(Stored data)

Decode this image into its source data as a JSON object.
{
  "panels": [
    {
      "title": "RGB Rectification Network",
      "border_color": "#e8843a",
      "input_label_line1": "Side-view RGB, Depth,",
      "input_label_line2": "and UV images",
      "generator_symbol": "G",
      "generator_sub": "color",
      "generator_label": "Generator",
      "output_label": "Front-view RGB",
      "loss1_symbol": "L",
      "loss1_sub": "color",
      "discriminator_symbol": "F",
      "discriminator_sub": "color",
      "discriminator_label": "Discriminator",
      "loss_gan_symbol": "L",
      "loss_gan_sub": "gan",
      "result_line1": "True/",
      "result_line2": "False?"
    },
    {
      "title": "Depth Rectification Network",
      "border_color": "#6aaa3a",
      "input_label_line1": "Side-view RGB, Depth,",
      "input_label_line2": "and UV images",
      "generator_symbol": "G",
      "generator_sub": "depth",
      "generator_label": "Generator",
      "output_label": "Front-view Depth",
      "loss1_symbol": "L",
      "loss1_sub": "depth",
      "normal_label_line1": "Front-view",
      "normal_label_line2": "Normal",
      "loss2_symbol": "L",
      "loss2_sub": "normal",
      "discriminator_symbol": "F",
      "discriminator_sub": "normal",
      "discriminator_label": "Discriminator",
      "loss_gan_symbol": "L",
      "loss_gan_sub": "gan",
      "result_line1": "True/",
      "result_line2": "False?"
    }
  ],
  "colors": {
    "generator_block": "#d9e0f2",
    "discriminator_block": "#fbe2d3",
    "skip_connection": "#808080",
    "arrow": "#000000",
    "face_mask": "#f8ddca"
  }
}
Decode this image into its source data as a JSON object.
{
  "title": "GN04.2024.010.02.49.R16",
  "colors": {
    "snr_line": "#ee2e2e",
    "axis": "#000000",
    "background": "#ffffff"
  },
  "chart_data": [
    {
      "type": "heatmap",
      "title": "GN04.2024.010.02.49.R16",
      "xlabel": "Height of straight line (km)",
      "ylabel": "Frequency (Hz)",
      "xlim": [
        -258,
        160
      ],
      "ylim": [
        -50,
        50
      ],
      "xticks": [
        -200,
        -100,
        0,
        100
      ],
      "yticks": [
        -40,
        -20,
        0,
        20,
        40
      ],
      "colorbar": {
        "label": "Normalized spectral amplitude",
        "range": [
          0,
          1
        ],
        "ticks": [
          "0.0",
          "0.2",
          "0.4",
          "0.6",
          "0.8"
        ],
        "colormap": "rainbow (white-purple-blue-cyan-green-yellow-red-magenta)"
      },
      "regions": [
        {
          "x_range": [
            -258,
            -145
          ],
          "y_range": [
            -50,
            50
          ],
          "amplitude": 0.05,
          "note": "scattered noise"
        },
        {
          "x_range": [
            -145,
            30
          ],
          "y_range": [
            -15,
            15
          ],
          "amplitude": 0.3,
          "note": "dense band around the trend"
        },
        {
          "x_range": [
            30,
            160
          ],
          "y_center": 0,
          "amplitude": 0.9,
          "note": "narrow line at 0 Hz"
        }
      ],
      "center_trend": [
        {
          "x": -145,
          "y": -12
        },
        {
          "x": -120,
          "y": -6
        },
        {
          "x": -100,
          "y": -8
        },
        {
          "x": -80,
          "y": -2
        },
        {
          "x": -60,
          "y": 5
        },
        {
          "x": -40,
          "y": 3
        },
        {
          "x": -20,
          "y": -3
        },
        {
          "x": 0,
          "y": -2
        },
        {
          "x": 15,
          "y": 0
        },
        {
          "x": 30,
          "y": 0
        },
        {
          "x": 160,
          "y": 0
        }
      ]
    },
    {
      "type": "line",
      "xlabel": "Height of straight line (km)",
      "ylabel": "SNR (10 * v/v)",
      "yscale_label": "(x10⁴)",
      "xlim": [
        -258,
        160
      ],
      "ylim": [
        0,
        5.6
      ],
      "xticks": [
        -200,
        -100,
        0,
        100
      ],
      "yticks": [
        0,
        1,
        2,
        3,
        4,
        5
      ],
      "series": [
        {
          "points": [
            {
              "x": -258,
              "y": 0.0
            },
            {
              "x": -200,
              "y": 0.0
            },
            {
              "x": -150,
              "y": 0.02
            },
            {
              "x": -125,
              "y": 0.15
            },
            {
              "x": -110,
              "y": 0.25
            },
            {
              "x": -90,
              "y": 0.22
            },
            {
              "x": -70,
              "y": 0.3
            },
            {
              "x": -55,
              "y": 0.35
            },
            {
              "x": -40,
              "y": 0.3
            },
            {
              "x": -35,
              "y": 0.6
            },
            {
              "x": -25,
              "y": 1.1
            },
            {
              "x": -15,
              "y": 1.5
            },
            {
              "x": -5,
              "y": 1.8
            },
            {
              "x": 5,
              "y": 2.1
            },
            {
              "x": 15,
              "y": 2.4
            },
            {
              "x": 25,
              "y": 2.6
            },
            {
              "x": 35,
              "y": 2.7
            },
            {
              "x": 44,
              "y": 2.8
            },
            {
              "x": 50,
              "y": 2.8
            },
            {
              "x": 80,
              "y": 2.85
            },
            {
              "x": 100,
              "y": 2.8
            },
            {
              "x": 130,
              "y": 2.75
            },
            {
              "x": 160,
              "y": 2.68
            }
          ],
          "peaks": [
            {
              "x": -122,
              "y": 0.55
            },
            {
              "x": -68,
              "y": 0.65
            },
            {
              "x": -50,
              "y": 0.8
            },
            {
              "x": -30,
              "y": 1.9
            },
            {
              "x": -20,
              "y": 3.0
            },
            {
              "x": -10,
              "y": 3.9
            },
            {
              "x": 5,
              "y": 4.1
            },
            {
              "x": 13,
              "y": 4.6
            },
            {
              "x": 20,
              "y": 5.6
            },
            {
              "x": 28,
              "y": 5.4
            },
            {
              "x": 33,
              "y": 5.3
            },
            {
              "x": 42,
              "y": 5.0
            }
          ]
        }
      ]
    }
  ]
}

THE TASK
All of the entries must be quoted exactly; please include each one.

ANSWER TO THIS PROBLEM
Decode this image into its source data as a JSON object.
{
  "panels": [
    {
      "title": "RGB Rectification Network",
      "border_color": "#e8843a",
      "input_label_line1": "Side-view RGB, Depth,",
      "input_label_line2": "and UV images",
      "generator_symbol": "G",
      "generator_sub": "color",
      "generator_label": "Generator",
      "output_label": "Front-view RGB",
      "loss1_symbol": "L",
      "loss1_sub": "color",
      "discriminator_symbol": "F",
      "discriminator_sub": "color",
      "discriminator_label": "Discriminator",
      "loss_gan_symbol": "L",
      "loss_gan_sub": "gan",
      "result_line1": "True/",
      "result_line2": "False?"
    },
    {
      "title": "Depth Rectification Network",
      "border_color": "#6aaa3a",
      "input_label_line1": "Side-view RGB, Depth,",
      "input_label_line2": "and UV images",
      "generator_symbol": "G",
      "generator_sub": "depth",
      "generator_label": "Generator",
      "output_label": "Front-view Depth",
      "loss1_symbol": "L",
      "loss1_sub": "depth",
      "normal_label_line1": "Front-view",
      "normal_label_line2": "Normal",
      "loss2_symbol": "L",
      "loss2_sub": "normal",
      "discriminator_symbol": "F",
      "discriminator_sub": "normal",
      "discriminator_label": "Discriminator",
      "loss_gan_symbol": "L",
      "loss_gan_sub": "gan",
      "result_line1": "True/",
      "result_line2": "False?"
    }
  ],
  "colors": {
    "generator_block": "#d9e0f2",
    "discriminator_block": "#fbe2d3",
    "skip_connection": "#808080",
    "arrow": "#000000",
    "face_mask": "#f8ddca"
  }
}
Decode this image into its source data as a JSON object.
{
  "title": "GN04.2024.010.02.49.R16",
  "colors": {
    "snr_line": "#ee2e2e",
    "axis": "#000000",
    "background": "#ffffff"
  },
  "chart_data": [
    {
      "type": "heatmap",
      "title": "GN04.2024.010.02.49.R16",
      "xlabel": "Height of straight line (km)",
      "ylabel": "Frequency (Hz)",
      "xlim": [
        -258,
        160
      ],
      "ylim": [
        -50,
        50
      ],
      "xticks": [
        -200,
        -100,
        0,
        100
      ],
      "yticks": [
        -40,
        -20,
        0,
        20,
        40
      ],
      "colorbar": {
        "label": "Normalized spectral amplitude",
        "range": [
          0,
          1
        ],
        "ticks": [
          "0.0",
          "0.2",
          "0.4",
          "0.6",
          "0.8"
        ],
        "colormap": "rainbow (white-purple-blue-cyan-green-yellow-red-magenta)"
      },
      "regions": [
        {
          "x_range": [
            -258,
            -145
          ],
          "y_range": [
            -50,
            50
          ],
          "amplitude": 0.05,
          "note": "scattered noise"
        },
        {
          "x_range": [
            -145,
            30
          ],
          "y_range": [
            -15,
            15
          ],
          "amplitude": 0.3,
          "note": "dense band around the trend"
        },
        {
          "x_range": [
            30,
            160
          ],
          "y_center": 0,
          "amplitude": 0.9,
          "note": "narrow line at 0 Hz"
        }
      ],
      "center_trend": [
        {
          "x": -145,
          "y": -12
        },
        {
          "x": -120,
          "y": -6
        },
        {
          "x": -100,
          "y": -8
        },
        {
          "x": -80,
          "y": -2
        },
        {
          "x": -60,
          "y": 5
        },
        {
          "x": -40,
          "y": 3
        },
        {
          "x": -20,
          "y": -3
        },
        {
          "x": 0,
          "y": -2
        },
        {
          "x": 15,
          "y": 0
        },
        {
          "x": 30,
          "y": 0
        },
        {
          "x": 160,
          "y": 0
        }
      ]
    },
    {
      "type": "line",
      "xlabel": "Height of straight line (km)",
      "ylabel": "SNR (10 * v/v)",
      "yscale_label": "(x10⁴)",
      "xlim": [
        -258,
        160
      ],
      "ylim": [
        0,
        5.6
      ],
      "xticks": [
        -200,
        -100,
        0,
        100
      ],
      "yticks": [
        0,
        1,
        2,
        3,
        4,
        5
      ],
      "series": [
        {
          "points": [
            {
              "x": -258,
              "y": 0.0
            },
            {
              "x": -200,
              "y": 0.0
            },
            {
              "x": -150,
              "y": 0.02
            },
            {
              "x": -125,
              "y": 0.15
            },
            {
              "x": -110,
              "y": 0.25
            },
            {
              "x": -90,
              "y": 0.22
            },
            {
              "x": -70,
              "y": 0.3
            },
            {
              "x": -55,
              "y": 0.35
            },
            {
              "x": -40,
              "y": 0.3
            },
            {
              "x": -35,
              "y": 0.6
            },
            {
              "x": -25,
              "y": 1.1
            },
            {
              "x": -15,
              "y": 1.5
            },
            {
              "x": -5,
              "y": 1.8
            },
            {
              "x": 5,
              "y": 2.1
            },
            {
              "x": 15,
              "y": 2.4
            },
            {
              "x": 25,
              "y": 2.6
            },
            {
              "x": 35,
              "y": 2.7
            },
            {
              "x": 44,
              "y": 2.8
            },
            {
              "x": 50,
              "y": 2.8
            },
            {
              "x": 80,
              "y": 2.85
            },
            {
              "x": 100,
              "y": 2.8
            },
            {
              "x": 130,
              "y": 2.75
            },
            {
              "x": 160,
              "y": 2.68
            }
          ],
          "peaks": [
            {
              "x": -122,
              "y": 0.55
            },
            {
              "x": -68,
              "y": 0.65
            },
            {
              "x": -50,
              "y": 0.8
            },
            {
              "x": -30,
              "y": 1.9
            },
            {
              "x": -20,
              "y": 3.0
            },
            {
              "x": -10,
              "y": 3.9
            },
            {
              "x": 5,
              "y": 4.1
            },
            {
              "x": 13,
              "y": 4.6
            },
            {
              "x": 20,
              "y": 5.6
            },
            {
              "x": 28,
              "y": 5.4
            },
            {
              "x": 33,
              "y": 5.3
            },
            {
              "x": 42,
              "y": 5.0
            }
          ]
        }
      ]
    }
  ]
}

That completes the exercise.